## AUFGABE A:
Schreibe die Zeilen weiter unten, vom Anfang bis einschließlich der Zeile mit „output-scrollbar[interactable] (851, 446, 867, 679)“, als Markdown-Tabelle mit den Spalten „Nummer“ und „Zeile“ um, wobei Leerzeilen entfallen.

## TEXT:
━━━━━━━━━━
Das wird auf Dauer aber nicht reichen, denn in Bayern ist die Landwirtschaft massiv unter Druck. Massentierhaltung, Glyphosat und andere Pflanzenschutzmittel, der massive Einsatz von Gülle und das Insektensterben - all das sorgt im Freistaat für Kontroversen zwischen Erzeugern und Verbrauchern. Kaniber wird wie Scharf Position beziehen müssen. Zwar hat sie nach dem Amtsantritt verkündet, dass sie sich schützend vor die Landwirte stellen wolle. Aber zugleich will sie für einen schnellen Verzicht auf Glyphosat eintreten, sie verspricht mehr Grundwasserschutz, sie bekennt sich zu einem staatlichen Tierwohllabel, und sie will die Artenvielfalt fördern.
━━━━━━━━━━
[Auflistungen von Elementen und Rahmen]
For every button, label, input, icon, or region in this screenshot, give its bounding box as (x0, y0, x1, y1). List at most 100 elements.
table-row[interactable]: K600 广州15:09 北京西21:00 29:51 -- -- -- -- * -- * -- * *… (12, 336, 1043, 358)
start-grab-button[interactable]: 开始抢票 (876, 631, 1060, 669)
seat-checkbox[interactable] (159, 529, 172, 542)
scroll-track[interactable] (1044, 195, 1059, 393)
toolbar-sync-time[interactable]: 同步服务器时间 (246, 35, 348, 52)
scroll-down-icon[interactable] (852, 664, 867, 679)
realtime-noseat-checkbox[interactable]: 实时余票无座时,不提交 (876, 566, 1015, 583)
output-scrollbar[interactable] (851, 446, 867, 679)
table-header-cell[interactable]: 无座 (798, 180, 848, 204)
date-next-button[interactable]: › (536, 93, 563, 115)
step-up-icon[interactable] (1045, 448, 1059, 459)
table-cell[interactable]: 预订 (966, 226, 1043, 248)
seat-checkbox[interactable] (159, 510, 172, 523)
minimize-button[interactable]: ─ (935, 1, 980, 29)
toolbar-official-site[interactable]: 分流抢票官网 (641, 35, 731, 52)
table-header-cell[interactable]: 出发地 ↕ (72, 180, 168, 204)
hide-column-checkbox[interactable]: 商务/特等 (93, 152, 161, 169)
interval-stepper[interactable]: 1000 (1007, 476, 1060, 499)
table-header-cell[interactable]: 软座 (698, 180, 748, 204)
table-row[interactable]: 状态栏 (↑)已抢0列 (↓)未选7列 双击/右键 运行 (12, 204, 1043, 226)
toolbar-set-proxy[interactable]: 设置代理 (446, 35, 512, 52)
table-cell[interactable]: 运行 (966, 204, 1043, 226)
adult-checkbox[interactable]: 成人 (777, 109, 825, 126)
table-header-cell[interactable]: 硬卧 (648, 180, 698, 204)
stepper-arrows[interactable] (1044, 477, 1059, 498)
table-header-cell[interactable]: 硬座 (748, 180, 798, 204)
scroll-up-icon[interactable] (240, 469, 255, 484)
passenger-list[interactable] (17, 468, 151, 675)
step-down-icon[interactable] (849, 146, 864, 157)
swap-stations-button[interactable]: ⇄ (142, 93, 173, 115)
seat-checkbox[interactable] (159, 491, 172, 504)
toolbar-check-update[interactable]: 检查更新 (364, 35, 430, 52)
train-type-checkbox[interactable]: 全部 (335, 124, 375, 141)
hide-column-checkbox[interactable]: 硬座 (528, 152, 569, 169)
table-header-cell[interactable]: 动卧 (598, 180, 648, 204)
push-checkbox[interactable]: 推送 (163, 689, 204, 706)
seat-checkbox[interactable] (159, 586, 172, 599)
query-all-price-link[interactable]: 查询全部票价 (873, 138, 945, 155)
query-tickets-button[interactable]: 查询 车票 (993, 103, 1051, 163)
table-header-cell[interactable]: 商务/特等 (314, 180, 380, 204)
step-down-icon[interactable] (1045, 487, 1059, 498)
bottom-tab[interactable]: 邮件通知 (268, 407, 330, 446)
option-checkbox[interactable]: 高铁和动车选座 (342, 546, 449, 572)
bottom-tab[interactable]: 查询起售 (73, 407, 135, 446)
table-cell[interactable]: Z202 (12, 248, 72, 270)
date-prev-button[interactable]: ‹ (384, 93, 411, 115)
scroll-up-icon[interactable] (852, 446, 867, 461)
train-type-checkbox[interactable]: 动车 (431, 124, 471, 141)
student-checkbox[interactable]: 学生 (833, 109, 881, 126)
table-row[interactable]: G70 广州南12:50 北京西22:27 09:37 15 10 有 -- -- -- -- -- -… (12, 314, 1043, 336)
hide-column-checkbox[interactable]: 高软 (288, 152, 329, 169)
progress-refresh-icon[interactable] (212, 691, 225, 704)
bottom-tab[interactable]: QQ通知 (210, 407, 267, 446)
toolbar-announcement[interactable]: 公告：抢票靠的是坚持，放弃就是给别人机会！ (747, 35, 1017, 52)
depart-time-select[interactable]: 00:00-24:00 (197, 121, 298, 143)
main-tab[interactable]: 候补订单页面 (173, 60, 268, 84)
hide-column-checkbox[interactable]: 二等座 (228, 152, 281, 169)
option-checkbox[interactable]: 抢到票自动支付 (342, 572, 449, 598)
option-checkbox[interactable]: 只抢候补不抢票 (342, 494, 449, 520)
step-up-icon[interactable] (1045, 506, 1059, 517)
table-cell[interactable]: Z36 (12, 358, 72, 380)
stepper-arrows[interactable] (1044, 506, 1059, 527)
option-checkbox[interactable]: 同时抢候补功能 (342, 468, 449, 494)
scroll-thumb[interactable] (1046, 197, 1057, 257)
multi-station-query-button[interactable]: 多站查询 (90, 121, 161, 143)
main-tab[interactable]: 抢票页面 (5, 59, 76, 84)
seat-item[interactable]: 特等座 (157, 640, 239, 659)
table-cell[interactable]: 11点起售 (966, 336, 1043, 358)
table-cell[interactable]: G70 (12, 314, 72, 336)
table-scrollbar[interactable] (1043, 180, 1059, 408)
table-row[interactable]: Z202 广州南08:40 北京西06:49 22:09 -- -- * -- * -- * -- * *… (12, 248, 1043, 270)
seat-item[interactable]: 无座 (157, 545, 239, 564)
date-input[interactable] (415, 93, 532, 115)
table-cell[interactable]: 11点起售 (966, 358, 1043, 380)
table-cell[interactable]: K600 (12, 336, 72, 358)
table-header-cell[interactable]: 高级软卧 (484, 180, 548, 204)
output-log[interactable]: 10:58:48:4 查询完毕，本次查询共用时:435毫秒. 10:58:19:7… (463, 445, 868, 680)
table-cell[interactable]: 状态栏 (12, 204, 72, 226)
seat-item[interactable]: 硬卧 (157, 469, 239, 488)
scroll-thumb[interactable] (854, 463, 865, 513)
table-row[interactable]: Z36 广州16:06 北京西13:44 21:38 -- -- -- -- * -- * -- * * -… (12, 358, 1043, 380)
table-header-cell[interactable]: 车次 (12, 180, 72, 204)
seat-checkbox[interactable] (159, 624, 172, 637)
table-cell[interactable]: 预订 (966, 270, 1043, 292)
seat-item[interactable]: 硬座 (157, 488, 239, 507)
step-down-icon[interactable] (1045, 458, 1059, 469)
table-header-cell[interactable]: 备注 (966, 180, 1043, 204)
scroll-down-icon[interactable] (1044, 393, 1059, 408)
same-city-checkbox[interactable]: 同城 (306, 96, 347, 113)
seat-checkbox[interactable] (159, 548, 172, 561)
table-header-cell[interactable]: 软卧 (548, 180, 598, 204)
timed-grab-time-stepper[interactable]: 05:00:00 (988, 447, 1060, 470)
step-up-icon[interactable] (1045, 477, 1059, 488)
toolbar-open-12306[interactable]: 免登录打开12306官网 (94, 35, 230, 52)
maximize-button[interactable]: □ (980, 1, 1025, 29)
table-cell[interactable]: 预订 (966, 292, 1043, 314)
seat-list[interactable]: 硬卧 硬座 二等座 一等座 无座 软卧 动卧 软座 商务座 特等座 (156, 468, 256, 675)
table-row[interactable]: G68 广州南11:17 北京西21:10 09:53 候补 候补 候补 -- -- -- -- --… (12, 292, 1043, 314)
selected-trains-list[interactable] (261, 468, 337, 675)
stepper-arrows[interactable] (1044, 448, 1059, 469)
━━━━━━━━━━
## AUFGABE B:
Führe den Text über die bayerische Landwirtschaft nach seinem letzten Satz weiter.

## LÖSUNG A:
| Nummer | Zeile |
|---|---|
| 1 | For every button, label, input, icon, or region in this screenshot, give its bounding box as (x0, y0, x1, y1). List at most 100 elements. |
| 2 | table-row[interactable]: K600 广州15:09 北京西21:00 29:51 -- -- -- -- * -- * -- * *… (12, 336, 1043, 358) |
| 3 | start-grab-button[interactable]: 开始抢票 (876, 631, 1060, 669) |
| 4 | seat-checkbox[interactable] (159, 529, 172, 542) |
| 5 | scroll-track[interactable] (1044, 195, 1059, 393) |
| 6 | toolbar-sync-time[interactable]: 同步服务器时间 (246, 35, 348, 52) |
| 7 | scroll-down-icon[interactable] (852, 664, 867, 679) |
| 8 | realtime-noseat-checkbox[interactable]: 实时余票无座时,不提交 (876, 566, 1015, 583) |
| 9 | output-scrollbar[interactable] (851, 446, 867, 679) |

## LÖSUNG B:
Bei den Biobauern im Rupertiwinkel kommt sie jedenfalls an. Einer von ihnen ist Andreas Remmelberger. "Grad gut ist's, dass Kaniber bisher nichts mit der Landwirtschaft zu tun hatte", sagt er. "Sie muss jetzt halt ernst machen mit ihren Bekenntnissen zu uns Bauern. Dann haben wir eine gute Zukunft." Ob Kaniber eine gute Zukunft in der CSU hat, ist eine andere Frage. Doch eins steht schon mal fest: Nicht nur Oberjäger Vocke hat jetzt Respekt vor ihr.